Your goal
Copy each entry as it stands, leaving nothing out.

The data
______
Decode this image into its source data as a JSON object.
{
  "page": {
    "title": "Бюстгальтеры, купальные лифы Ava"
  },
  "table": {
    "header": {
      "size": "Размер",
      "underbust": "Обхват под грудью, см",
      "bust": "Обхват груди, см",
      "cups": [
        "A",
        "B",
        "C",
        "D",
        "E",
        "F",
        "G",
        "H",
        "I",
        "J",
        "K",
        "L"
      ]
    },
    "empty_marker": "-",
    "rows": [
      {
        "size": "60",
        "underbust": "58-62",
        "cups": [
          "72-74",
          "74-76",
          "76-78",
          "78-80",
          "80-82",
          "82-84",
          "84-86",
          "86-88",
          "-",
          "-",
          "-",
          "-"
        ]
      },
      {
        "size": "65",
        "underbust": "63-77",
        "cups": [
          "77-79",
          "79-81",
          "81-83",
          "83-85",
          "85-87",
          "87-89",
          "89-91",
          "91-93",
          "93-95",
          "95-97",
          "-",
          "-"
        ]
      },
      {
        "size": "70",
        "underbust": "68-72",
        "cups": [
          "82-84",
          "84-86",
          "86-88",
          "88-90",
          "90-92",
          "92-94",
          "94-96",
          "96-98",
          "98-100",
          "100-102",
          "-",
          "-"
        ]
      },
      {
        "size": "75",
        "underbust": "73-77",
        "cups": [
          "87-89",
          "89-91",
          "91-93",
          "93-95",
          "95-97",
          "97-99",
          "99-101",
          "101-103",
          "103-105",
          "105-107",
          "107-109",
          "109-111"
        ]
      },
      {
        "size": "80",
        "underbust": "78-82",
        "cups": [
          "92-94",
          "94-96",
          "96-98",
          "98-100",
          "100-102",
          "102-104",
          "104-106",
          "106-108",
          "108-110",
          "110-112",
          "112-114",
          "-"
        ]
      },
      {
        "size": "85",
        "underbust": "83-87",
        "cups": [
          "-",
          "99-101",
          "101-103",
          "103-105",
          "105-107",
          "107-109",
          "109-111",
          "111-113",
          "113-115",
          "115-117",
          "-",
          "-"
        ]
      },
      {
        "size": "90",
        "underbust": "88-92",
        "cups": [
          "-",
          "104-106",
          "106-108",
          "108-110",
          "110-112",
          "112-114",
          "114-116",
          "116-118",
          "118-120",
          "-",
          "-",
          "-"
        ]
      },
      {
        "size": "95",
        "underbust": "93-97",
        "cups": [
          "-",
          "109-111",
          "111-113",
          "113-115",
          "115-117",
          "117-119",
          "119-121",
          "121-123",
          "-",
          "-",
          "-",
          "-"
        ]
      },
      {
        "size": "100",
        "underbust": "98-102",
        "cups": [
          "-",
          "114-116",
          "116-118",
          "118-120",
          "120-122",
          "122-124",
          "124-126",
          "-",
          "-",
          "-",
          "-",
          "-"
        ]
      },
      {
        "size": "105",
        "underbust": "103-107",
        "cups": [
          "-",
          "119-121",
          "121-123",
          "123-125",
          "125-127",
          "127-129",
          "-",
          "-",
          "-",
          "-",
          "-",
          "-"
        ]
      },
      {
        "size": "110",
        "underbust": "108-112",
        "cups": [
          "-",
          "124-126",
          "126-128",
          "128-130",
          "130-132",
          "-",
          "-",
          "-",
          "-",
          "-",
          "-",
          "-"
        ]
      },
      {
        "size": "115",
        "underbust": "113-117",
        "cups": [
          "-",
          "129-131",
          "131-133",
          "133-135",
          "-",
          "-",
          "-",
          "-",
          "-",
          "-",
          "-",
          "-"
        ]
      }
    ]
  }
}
______
Reply to the exercise
Decode this image into its source data as a JSON object.
{
  "page": {
    "title": "Бюстгальтеры, купальные лифы Ava"
  },
  "table": {
    "header": {
      "size": "Размер",
      "underbust": "Обхват под грудью, см",
      "bust": "Обхват груди, см",
      "cups": [
        "A",
        "B",
        "C",
        "D",
        "E",
        "F",
        "G",
        "H",
        "I",
        "J",
        "K",
        "L"
      ]
    },
    "empty_marker": "-",
    "rows": [
      {
        "size": "60",
        "underbust": "58-62",
        "cups": [
          "72-74",
          "74-76",
          "76-78",
          "78-80",
          "80-82",
          "82-84",
          "84-86",
          "86-88",
          "-",
          "-",
          "-",
          "-"
        ]
      },
      {
        "size": "65",
        "underbust": "63-77",
        "cups": [
          "77-79",
          "79-81",
          "81-83",
          "83-85",
          "85-87",
          "87-89",
          "89-91",
          "91-93",
          "93-95",
          "95-97",
          "-",
          "-"
        ]
      },
      {
        "size": "70",
        "underbust": "68-72",
        "cups": [
          "82-84",
          "84-86",
          "86-88",
          "88-90",
          "90-92",
          "92-94",
          "94-96",
          "96-98",
          "98-100",
          "100-102",
          "-",
          "-"
        ]
      },
      {
        "size": "75",
        "underbust": "73-77",
        "cups": [
          "87-89",
          "89-91",
          "91-93",
          "93-95",
          "95-97",
          "97-99",
          "99-101",
          "101-103",
          "103-105",
          "105-107",
          "107-109",
          "109-111"
        ]
      },
      {
        "size": "80",
        "underbust": "78-82",
        "cups": [
          "92-94",
          "94-96",
          "96-98",
          "98-100",
          "100-102",
          "102-104",
          "104-106",
          "106-108",
          "108-110",
          "110-112",
          "112-114",
          "-"
        ]
      },
      {
        "size": "85",
        "underbust": "83-87",
        "cups": [
          "-",
          "99-101",
          "101-103",
          "103-105",
          "105-107",
          "107-109",
          "109-111",
          "111-113",
          "113-115",
          "115-117",
          "-",
          "-"
        ]
      },
      {
        "size": "90",
        "underbust": "88-92",
        "cups": [
          "-",
          "104-106",
          "106-108",
          "108-110",
          "110-112",
          "112-114",
          "114-116",
          "116-118",
          "118-120",
          "-",
          "-",
          "-"
        ]
      },
      {
        "size": "95",
        "underbust": "93-97",
        "cups": [
          "-",
          "109-111",
          "111-113",
          "113-115",
          "115-117",
          "117-119",
          "119-121",
          "121-123",
          "-",
          "-",
          "-",
          "-"
        ]
      },
      {
        "size": "100",
        "underbust": "98-102",
        "cups": [
          "-",
          "114-116",
          "116-118",
          "118-120",
          "120-122",
          "122-124",
          "124-126",
          "-",
          "-",
          "-",
          "-",
          "-"
        ]
      },
      {
        "size": "105",
        "underbust": "103-107",
        "cups": [
          "-",
          "119-121",
          "121-123",
          "123-125",
          "125-127",
          "127-129",
          "-",
          "-",
          "-",
          "-",
          "-",
          "-"
        ]
      },
      {
        "size": "110",
        "underbust": "108-112",
        "cups": [
          "-",
          "124-126",
          "126-128",
          "128-130",
          "130-132",
          "-",
          "-",
          "-",
          "-",
          "-",
          "-",
          "-"
        ]
      },
      {
        "size": "115",
        "underbust": "113-117",
        "cups": [
          "-",
          "129-131",
          "131-133",
          "133-135",
          "-",
          "-",
          "-",
          "-",
          "-",
          "-",
          "-",
          "-"
        ]
      }
    ]
  }
}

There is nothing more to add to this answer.